▸ 作业要求
将下列全部数据逐行重新抄写一遍，每一行都须一字不差。

▸ 带标注框的记录
——————————

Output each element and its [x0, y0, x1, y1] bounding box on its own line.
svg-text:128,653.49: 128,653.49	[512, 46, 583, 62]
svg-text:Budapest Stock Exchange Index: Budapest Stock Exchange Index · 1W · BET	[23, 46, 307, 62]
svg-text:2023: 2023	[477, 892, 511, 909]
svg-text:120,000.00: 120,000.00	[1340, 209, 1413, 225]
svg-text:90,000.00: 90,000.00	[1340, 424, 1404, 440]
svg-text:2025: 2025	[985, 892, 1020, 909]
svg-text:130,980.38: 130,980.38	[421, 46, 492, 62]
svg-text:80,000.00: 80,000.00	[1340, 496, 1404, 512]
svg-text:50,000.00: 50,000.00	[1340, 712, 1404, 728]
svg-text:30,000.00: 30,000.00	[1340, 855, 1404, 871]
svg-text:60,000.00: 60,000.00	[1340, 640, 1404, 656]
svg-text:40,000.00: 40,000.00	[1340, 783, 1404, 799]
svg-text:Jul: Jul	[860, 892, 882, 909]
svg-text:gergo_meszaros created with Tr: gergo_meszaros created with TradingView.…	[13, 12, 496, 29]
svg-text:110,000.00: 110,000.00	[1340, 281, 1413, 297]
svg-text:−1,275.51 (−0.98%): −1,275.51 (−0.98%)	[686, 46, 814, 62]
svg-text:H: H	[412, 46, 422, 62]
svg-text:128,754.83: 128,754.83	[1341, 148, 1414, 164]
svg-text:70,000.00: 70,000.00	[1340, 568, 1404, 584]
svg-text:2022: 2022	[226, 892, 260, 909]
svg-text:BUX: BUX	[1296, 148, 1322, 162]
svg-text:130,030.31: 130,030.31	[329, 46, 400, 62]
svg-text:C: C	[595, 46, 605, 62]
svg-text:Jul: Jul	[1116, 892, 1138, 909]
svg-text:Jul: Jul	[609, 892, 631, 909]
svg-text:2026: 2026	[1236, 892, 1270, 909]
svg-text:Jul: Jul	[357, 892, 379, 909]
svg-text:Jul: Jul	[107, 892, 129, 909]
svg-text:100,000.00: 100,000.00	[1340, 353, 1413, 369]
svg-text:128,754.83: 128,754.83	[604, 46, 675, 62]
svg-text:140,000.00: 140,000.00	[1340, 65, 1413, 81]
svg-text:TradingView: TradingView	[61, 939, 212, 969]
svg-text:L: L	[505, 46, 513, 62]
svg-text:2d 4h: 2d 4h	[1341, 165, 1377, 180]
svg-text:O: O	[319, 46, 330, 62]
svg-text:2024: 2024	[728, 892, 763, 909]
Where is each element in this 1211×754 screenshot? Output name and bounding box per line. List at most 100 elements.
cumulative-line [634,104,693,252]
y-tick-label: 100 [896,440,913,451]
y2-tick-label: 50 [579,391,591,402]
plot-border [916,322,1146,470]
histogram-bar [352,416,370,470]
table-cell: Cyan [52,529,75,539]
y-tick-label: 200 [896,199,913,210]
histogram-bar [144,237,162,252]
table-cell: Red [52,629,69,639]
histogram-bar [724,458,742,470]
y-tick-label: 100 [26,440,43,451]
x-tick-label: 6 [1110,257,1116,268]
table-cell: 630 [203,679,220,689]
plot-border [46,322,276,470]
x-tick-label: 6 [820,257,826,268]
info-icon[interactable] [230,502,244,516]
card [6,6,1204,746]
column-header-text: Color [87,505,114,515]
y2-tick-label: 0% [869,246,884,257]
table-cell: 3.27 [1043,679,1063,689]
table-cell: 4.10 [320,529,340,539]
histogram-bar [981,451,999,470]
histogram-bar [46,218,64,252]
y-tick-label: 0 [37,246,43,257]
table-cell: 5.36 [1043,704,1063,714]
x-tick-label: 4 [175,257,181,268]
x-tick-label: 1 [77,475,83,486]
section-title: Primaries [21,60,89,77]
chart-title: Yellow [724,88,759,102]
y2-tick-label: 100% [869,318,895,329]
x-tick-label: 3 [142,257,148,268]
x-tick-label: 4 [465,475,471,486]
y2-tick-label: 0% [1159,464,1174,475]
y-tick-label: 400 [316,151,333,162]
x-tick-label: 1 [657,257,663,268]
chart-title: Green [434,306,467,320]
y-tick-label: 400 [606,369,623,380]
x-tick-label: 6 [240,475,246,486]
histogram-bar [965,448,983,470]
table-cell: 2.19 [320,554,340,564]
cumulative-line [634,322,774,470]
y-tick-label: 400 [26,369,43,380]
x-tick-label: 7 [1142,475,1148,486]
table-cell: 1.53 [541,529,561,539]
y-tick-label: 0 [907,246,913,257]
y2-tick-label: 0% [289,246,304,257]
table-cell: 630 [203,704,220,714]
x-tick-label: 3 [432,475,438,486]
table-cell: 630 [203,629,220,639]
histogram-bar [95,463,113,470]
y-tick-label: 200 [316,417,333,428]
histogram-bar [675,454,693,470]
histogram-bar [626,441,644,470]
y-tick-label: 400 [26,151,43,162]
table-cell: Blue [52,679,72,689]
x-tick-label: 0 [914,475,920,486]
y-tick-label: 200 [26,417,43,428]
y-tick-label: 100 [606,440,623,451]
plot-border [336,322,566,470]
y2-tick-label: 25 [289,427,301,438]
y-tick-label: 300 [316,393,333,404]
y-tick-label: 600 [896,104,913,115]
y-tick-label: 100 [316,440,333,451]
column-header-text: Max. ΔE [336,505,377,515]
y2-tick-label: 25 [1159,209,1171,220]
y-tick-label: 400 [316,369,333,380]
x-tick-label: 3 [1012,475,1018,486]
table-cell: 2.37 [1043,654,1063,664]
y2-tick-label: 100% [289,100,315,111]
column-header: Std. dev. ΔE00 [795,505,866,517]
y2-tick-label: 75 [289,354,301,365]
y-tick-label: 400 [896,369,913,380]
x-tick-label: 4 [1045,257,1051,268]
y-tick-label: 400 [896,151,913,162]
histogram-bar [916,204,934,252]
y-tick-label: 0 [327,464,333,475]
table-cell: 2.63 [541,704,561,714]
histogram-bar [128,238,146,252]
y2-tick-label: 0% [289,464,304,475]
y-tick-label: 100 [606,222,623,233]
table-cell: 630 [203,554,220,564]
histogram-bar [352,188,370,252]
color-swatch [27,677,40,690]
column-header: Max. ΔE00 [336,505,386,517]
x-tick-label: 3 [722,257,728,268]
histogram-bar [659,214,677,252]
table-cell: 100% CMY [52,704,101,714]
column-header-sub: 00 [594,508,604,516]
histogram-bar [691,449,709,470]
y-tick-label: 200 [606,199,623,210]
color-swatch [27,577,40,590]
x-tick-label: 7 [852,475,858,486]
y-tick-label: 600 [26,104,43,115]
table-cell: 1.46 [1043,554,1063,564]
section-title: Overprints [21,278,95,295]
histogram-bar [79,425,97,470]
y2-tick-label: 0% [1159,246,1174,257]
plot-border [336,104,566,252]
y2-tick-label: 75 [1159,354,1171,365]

——————————

▸ 本题答案
Output each element and its [x0, y0, x1, y1] bounding box on its own line.
svg-text:128,653.49: 128,653.49	[512, 46, 583, 62]
svg-text:Budapest Stock Exchange Index: Budapest Stock Exchange Index · 1W · BET	[23, 46, 307, 62]
svg-text:2023: 2023	[477, 892, 511, 909]
svg-text:120,000.00: 120,000.00	[1340, 209, 1413, 225]
svg-text:90,000.00: 90,000.00	[1340, 424, 1404, 440]
svg-text:2025: 2025	[985, 892, 1020, 909]
svg-text:130,980.38: 130,980.38	[421, 46, 492, 62]
svg-text:80,000.00: 80,000.00	[1340, 496, 1404, 512]
svg-text:50,000.00: 50,000.00	[1340, 712, 1404, 728]
svg-text:30,000.00: 30,000.00	[1340, 855, 1404, 871]
svg-text:60,000.00: 60,000.00	[1340, 640, 1404, 656]
svg-text:40,000.00: 40,000.00	[1340, 783, 1404, 799]
svg-text:Jul: Jul	[860, 892, 882, 909]
svg-text:gergo_meszaros created with Tr: gergo_meszaros created with TradingView.…	[13, 12, 496, 29]
svg-text:110,000.00: 110,000.00	[1340, 281, 1413, 297]
svg-text:−1,275.51 (−0.98%): −1,275.51 (−0.98%)	[686, 46, 814, 62]
svg-text:H: H	[412, 46, 422, 62]
svg-text:128,754.83: 128,754.83	[1341, 148, 1414, 164]
svg-text:70,000.00: 70,000.00	[1340, 568, 1404, 584]
svg-text:2022: 2022	[226, 892, 260, 909]
svg-text:BUX: BUX	[1296, 148, 1322, 162]
svg-text:130,030.31: 130,030.31	[329, 46, 400, 62]
svg-text:C: C	[595, 46, 605, 62]
svg-text:Jul: Jul	[1116, 892, 1138, 909]
svg-text:Jul: Jul	[609, 892, 631, 909]
svg-text:2026: 2026	[1236, 892, 1270, 909]
svg-text:Jul: Jul	[357, 892, 379, 909]
svg-text:Jul: Jul	[107, 892, 129, 909]
svg-text:100,000.00: 100,000.00	[1340, 353, 1413, 369]
svg-text:128,754.83: 128,754.83	[604, 46, 675, 62]
svg-text:140,000.00: 140,000.00	[1340, 65, 1413, 81]
svg-text:TradingView: TradingView	[61, 939, 212, 969]
svg-text:L: L	[505, 46, 513, 62]
svg-text:2d 4h: 2d 4h	[1341, 165, 1377, 180]
svg-text:O: O	[319, 46, 330, 62]
svg-text:2024: 2024	[728, 892, 763, 909]
Where is each element in this 1211×754 screenshot? Output name and bounding box per line. List at most 100 elements.
cumulative-line [634,104,693,252]
y-tick-label: 100 [896,440,913,451]
y2-tick-label: 50 [579,391,591,402]
plot-border [916,322,1146,470]
histogram-bar [352,416,370,470]
table-cell: Cyan [52,529,75,539]
y-tick-label: 200 [896,199,913,210]
histogram-bar [144,237,162,252]
table-cell: Red [52,629,69,639]
histogram-bar [724,458,742,470]
y-tick-label: 100 [26,440,43,451]
x-tick-label: 6 [1110,257,1116,268]
table-cell: 630 [203,679,220,689]
plot-border [46,322,276,470]
x-tick-label: 6 [820,257,826,268]
info-icon[interactable] [230,502,244,516]
card [6,6,1204,746]
column-header-text: Color [87,505,114,515]
y2-tick-label: 0% [869,246,884,257]
table-cell: 3.27 [1043,679,1063,689]
table-cell: 4.10 [320,529,340,539]
histogram-bar [981,451,999,470]
histogram-bar [46,218,64,252]
y-tick-label: 0 [37,246,43,257]
table-cell: 5.36 [1043,704,1063,714]
x-tick-label: 4 [175,257,181,268]
x-tick-label: 1 [77,475,83,486]
section-title: Primaries [21,60,89,77]
chart-title: Yellow [724,88,759,102]
y2-tick-label: 100% [869,318,895,329]
x-tick-label: 3 [142,257,148,268]
x-tick-label: 4 [465,475,471,486]
y2-tick-label: 0% [1159,464,1174,475]
y-tick-label: 400 [316,151,333,162]
x-tick-label: 1 [657,257,663,268]
chart-title: Green [434,306,467,320]
y-tick-label: 400 [606,369,623,380]
x-tick-label: 6 [240,475,246,486]
histogram-bar [965,448,983,470]
table-cell: 2.19 [320,554,340,564]
cumulative-line [634,322,774,470]
y-tick-label: 400 [26,369,43,380]
x-tick-label: 7 [1142,475,1148,486]
table-cell: 1.53 [541,529,561,539]
y-tick-label: 0 [907,246,913,257]
y2-tick-label: 0% [289,246,304,257]
table-cell: 630 [203,704,220,714]
x-tick-label: 3 [432,475,438,486]
table-cell: 630 [203,629,220,639]
histogram-bar [95,463,113,470]
y-tick-label: 200 [316,417,333,428]
histogram-bar [675,454,693,470]
histogram-bar [626,441,644,470]
y-tick-label: 400 [26,151,43,162]
table-cell: Blue [52,679,72,689]
x-tick-label: 0 [914,475,920,486]
y-tick-label: 200 [26,417,43,428]
y-tick-label: 100 [606,440,623,451]
plot-border [336,322,566,470]
y2-tick-label: 25 [289,427,301,438]
y-tick-label: 300 [316,393,333,404]
y-tick-label: 600 [896,104,913,115]
y-tick-label: 100 [316,440,333,451]
column-header-text: Max. ΔE [336,505,377,515]
y2-tick-label: 25 [1159,209,1171,220]
y-tick-label: 400 [316,369,333,380]
x-tick-label: 3 [1012,475,1018,486]
table-cell: 2.37 [1043,654,1063,664]
y2-tick-label: 100% [289,100,315,111]
column-header: Std. dev. ΔE00 [795,505,866,517]
y2-tick-label: 75 [289,354,301,365]
y-tick-label: 400 [896,369,913,380]
x-tick-label: 4 [1045,257,1051,268]
y-tick-label: 400 [896,151,913,162]
histogram-bar [916,204,934,252]
y-tick-label: 0 [327,464,333,475]
table-cell: 2.63 [541,704,561,714]
histogram-bar [128,238,146,252]
y2-tick-label: 0% [289,464,304,475]
y-tick-label: 100 [606,222,623,233]
table-cell: 630 [203,554,220,564]
histogram-bar [352,188,370,252]
color-swatch [27,677,40,690]
column-header: Max. ΔE00 [336,505,386,517]
x-tick-label: 3 [722,257,728,268]
histogram-bar [659,214,677,252]
table-cell: 100% CMY [52,704,101,714]
column-header-sub: 00 [594,508,604,516]
histogram-bar [691,449,709,470]
y-tick-label: 200 [606,199,623,210]
color-swatch [27,577,40,590]
x-tick-label: 7 [852,475,858,486]
y-tick-label: 600 [26,104,43,115]
table-cell: 1.46 [1043,554,1063,564]
section-title: Overprints [21,278,95,295]
histogram-bar [79,425,97,470]
y2-tick-label: 0% [1159,246,1174,257]
plot-border [336,104,566,252]
y2-tick-label: 75 [1159,354,1171,365]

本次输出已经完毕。